◆ **RECORD SET**:
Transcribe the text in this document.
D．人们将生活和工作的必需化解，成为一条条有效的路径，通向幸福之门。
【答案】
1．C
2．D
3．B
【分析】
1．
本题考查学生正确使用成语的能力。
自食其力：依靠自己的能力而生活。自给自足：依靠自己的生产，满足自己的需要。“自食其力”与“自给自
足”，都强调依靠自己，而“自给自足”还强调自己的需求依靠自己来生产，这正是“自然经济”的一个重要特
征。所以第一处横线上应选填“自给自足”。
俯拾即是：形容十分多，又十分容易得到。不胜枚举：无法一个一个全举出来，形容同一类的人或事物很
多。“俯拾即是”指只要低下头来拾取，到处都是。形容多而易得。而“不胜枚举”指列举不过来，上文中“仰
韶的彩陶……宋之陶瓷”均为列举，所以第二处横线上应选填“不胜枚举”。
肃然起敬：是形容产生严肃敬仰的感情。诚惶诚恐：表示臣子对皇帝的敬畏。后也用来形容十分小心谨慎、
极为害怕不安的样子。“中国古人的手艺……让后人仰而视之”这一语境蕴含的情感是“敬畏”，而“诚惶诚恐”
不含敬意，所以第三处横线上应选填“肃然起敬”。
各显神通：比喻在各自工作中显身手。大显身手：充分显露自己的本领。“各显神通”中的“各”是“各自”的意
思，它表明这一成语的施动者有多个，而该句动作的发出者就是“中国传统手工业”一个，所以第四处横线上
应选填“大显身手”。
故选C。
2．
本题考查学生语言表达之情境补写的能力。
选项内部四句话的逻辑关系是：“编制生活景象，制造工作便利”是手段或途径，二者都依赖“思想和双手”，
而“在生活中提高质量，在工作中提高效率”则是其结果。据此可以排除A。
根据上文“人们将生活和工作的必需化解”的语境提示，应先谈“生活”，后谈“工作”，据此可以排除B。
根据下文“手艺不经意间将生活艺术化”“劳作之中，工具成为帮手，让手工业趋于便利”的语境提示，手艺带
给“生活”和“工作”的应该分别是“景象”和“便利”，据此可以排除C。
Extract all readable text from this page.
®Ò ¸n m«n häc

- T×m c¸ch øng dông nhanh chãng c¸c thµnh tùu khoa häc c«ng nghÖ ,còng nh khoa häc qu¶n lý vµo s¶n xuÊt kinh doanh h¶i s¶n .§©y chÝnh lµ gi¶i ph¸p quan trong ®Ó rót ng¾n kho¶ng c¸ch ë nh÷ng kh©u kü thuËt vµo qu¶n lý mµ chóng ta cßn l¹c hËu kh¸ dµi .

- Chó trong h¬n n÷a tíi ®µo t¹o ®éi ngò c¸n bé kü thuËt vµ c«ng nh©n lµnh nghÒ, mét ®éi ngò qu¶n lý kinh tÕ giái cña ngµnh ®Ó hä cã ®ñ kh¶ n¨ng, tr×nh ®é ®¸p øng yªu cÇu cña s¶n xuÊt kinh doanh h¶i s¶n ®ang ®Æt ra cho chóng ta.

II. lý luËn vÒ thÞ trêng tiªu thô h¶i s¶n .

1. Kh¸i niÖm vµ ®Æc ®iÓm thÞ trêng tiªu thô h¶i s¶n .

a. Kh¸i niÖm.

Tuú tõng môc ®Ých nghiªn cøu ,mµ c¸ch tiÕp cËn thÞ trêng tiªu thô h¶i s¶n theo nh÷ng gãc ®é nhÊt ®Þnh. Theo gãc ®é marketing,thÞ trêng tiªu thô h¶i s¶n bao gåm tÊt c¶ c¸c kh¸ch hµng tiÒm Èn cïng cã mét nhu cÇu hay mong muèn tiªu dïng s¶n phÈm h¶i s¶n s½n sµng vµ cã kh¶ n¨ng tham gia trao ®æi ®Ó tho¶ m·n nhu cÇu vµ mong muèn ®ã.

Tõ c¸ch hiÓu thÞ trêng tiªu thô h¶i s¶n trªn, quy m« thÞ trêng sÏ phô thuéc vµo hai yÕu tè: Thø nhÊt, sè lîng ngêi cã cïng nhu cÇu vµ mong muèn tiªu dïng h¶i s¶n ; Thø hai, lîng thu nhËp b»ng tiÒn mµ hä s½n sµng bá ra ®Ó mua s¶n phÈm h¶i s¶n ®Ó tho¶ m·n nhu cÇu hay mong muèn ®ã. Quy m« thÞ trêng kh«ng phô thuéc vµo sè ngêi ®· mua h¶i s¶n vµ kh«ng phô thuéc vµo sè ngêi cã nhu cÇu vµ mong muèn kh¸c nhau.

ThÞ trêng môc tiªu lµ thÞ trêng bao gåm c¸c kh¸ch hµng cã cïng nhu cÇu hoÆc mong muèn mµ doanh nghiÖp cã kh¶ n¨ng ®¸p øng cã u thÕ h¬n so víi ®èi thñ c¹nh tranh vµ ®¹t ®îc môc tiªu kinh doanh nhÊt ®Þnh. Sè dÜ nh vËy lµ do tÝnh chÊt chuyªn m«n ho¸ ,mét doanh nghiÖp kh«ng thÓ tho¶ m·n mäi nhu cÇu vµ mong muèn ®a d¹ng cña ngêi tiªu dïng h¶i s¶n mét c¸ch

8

◆ **PROBLEM**: Scan the material above. Copy each line that holds the word "的语境提示".

◆ **FINAL RESULT**:
根据上文“人们将生活和工作的必需化解”的语境提示，应先谈“生活”，后谈“工作”，据此可以排除B。
根据下文“手艺不经意间将生活艺术化”“劳作之中，工具成为帮手，让手工业趋于便利”的语境提示，手艺带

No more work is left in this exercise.